» EXERCISE:
Transcribe the listing in full, excluding any pictures.
--- MATERIAL SUPPLIED ---
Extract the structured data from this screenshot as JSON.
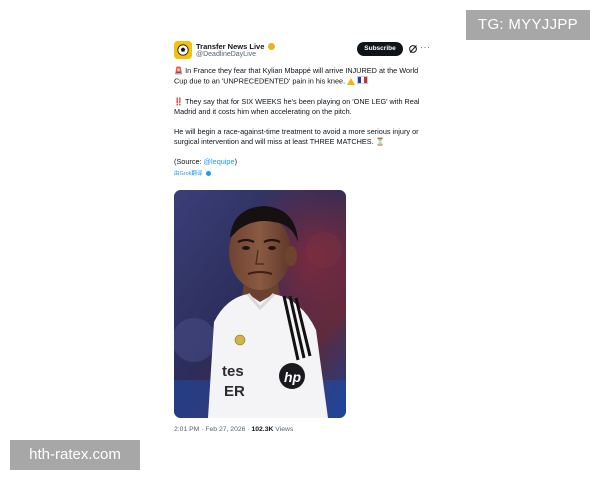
{
  "overlays": {
    "top_right": "TG: MYYJJPP",
    "bottom_left": "hth-ratex.com"
  },
  "tweet": {
    "author_name": "Transfer News Live",
    "author_handle": "@DeadlineDayLive",
    "subscribe_label": "Subscribe",
    "icons": {
      "avatar": "football-avatar-icon",
      "verified": "verified-badge-icon",
      "grok": "grok-icon",
      "more": "more-options-icon",
      "alert": "siren-icon",
      "flag": "france-flag-icon",
      "warning": "warning-icon",
      "hourglass": "hourglass-icon",
      "bang": "double-exclamation-icon"
    },
    "paragraph1": {
      "emoji": "🚨",
      "text": "In France they fear that Kylian Mbappé will arrive INJURED at the World Cup due to an 'UNPRECEDENTED' pain in his knee."
    },
    "paragraph2": {
      "emoji": "‼️",
      "text": "They say that for SIX WEEKS he's been playing on 'ONE LEG' with Real Madrid and it costs him when accelerating on the pitch."
    },
    "paragraph3": {
      "text": "He will begin a race-against-time treatment to avoid a more serious injury or surgical intervention and will miss at least THREE MATCHES.",
      "emoji": "⏳"
    },
    "source": {
      "prefix": "(Source: ",
      "mention": "@lequipe",
      "suffix": ")"
    },
    "translate_label": "由Grok翻译",
    "meta": {
      "time": "2:01 PM",
      "separator1": " · ",
      "date": "Feb 27, 2026",
      "separator2": " · ",
      "views_count": "102.3K",
      "views_label": " Views"
    },
    "photo": {
      "shirt_text": "tes\nER",
      "sponsor": "hp"
    }
  }
}
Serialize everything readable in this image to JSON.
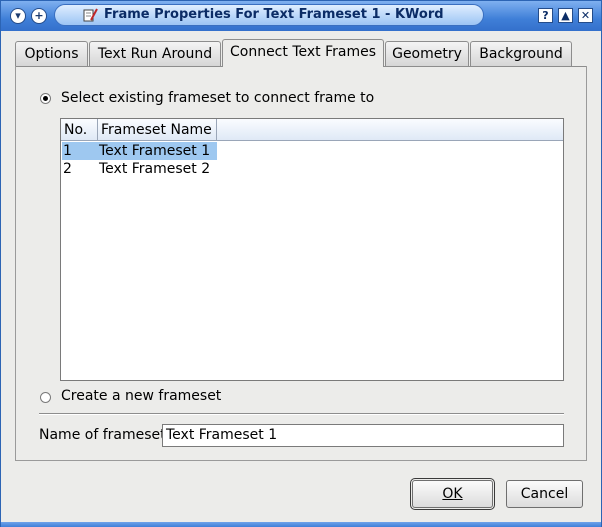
{
  "window": {
    "title": "Frame Properties For Text Frameset 1 - KWord",
    "menu_icon": "chevron-down-icon",
    "sticky_icon": "plus-icon",
    "help_label": "?",
    "shade_label": "▲",
    "close_label": "✕"
  },
  "tabs": [
    {
      "label": "Options",
      "active": false
    },
    {
      "label": "Text Run Around",
      "active": false
    },
    {
      "label": "Connect Text Frames",
      "active": true
    },
    {
      "label": "Geometry",
      "active": false
    },
    {
      "label": "Background",
      "active": false
    }
  ],
  "connect": {
    "existing_radio_label": "Select existing frameset to connect frame to",
    "existing_selected": true,
    "new_radio_label": "Create a new frameset",
    "new_selected": false,
    "list": {
      "columns": [
        "No.",
        "Frameset Name"
      ],
      "rows": [
        {
          "no": "1",
          "name": "Text Frameset 1",
          "selected": true
        },
        {
          "no": "2",
          "name": "Text Frameset 2",
          "selected": false
        }
      ]
    },
    "name_label": "Name of frameset:",
    "name_value": "Text Frameset 1"
  },
  "buttons": {
    "ok": "OK",
    "cancel": "Cancel"
  },
  "colors": {
    "titlebar": "#3f7fd8",
    "selection": "#9ec8f0"
  }
}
---
» ANSWER TO THIS TASK:
Extract the structured data from this screenshot as JSON.
{
  "overlays": {
    "top_right": "TG: MYYJJPP",
    "bottom_left": "hth-ratex.com"
  },
  "tweet": {
    "author_name": "Transfer News Live",
    "author_handle": "@DeadlineDayLive",
    "subscribe_label": "Subscribe",
    "icons": {
      "avatar": "football-avatar-icon",
      "verified": "verified-badge-icon",
      "grok": "grok-icon",
      "more": "more-options-icon",
      "alert": "siren-icon",
      "flag": "france-flag-icon",
      "warning": "warning-icon",
      "hourglass": "hourglass-icon",
      "bang": "double-exclamation-icon"
    },
    "paragraph1": {
      "emoji": "🚨",
      "text": "In France they fear that Kylian Mbappé will arrive INJURED at the World Cup due to an 'UNPRECEDENTED' pain in his knee."
    },
    "paragraph2": {
      "emoji": "‼️",
      "text": "They say that for SIX WEEKS he's been playing on 'ONE LEG' with Real Madrid and it costs him when accelerating on the pitch."
    },
    "paragraph3": {
      "text": "He will begin a race-against-time treatment to avoid a more serious injury or surgical intervention and will miss at least THREE MATCHES.",
      "emoji": "⏳"
    },
    "source": {
      "prefix": "(Source: ",
      "mention": "@lequipe",
      "suffix": ")"
    },
    "translate_label": "由Grok翻译",
    "meta": {
      "time": "2:01 PM",
      "separator1": " · ",
      "date": "Feb 27, 2026",
      "separator2": " · ",
      "views_count": "102.3K",
      "views_label": " Views"
    },
    "photo": {
      "shirt_text": "tes\nER",
      "sponsor": "hp"
    }
  }
}
Serialize everything readable in this image to JSON.
{
  "window": {
    "title": "Frame Properties For Text Frameset 1 - KWord",
    "menu_icon": "chevron-down-icon",
    "sticky_icon": "plus-icon",
    "help_label": "?",
    "shade_label": "▲",
    "close_label": "✕"
  },
  "tabs": [
    {
      "label": "Options",
      "active": false
    },
    {
      "label": "Text Run Around",
      "active": false
    },
    {
      "label": "Connect Text Frames",
      "active": true
    },
    {
      "label": "Geometry",
      "active": false
    },
    {
      "label": "Background",
      "active": false
    }
  ],
  "connect": {
    "existing_radio_label": "Select existing frameset to connect frame to",
    "existing_selected": true,
    "new_radio_label": "Create a new frameset",
    "new_selected": false,
    "list": {
      "columns": [
        "No.",
        "Frameset Name"
      ],
      "rows": [
        {
          "no": "1",
          "name": "Text Frameset 1",
          "selected": true
        },
        {
          "no": "2",
          "name": "Text Frameset 2",
          "selected": false
        }
      ]
    },
    "name_label": "Name of frameset:",
    "name_value": "Text Frameset 1"
  },
  "buttons": {
    "ok": "OK",
    "cancel": "Cancel"
  },
  "colors": {
    "titlebar": "#3f7fd8",
    "selection": "#9ec8f0"
  }
}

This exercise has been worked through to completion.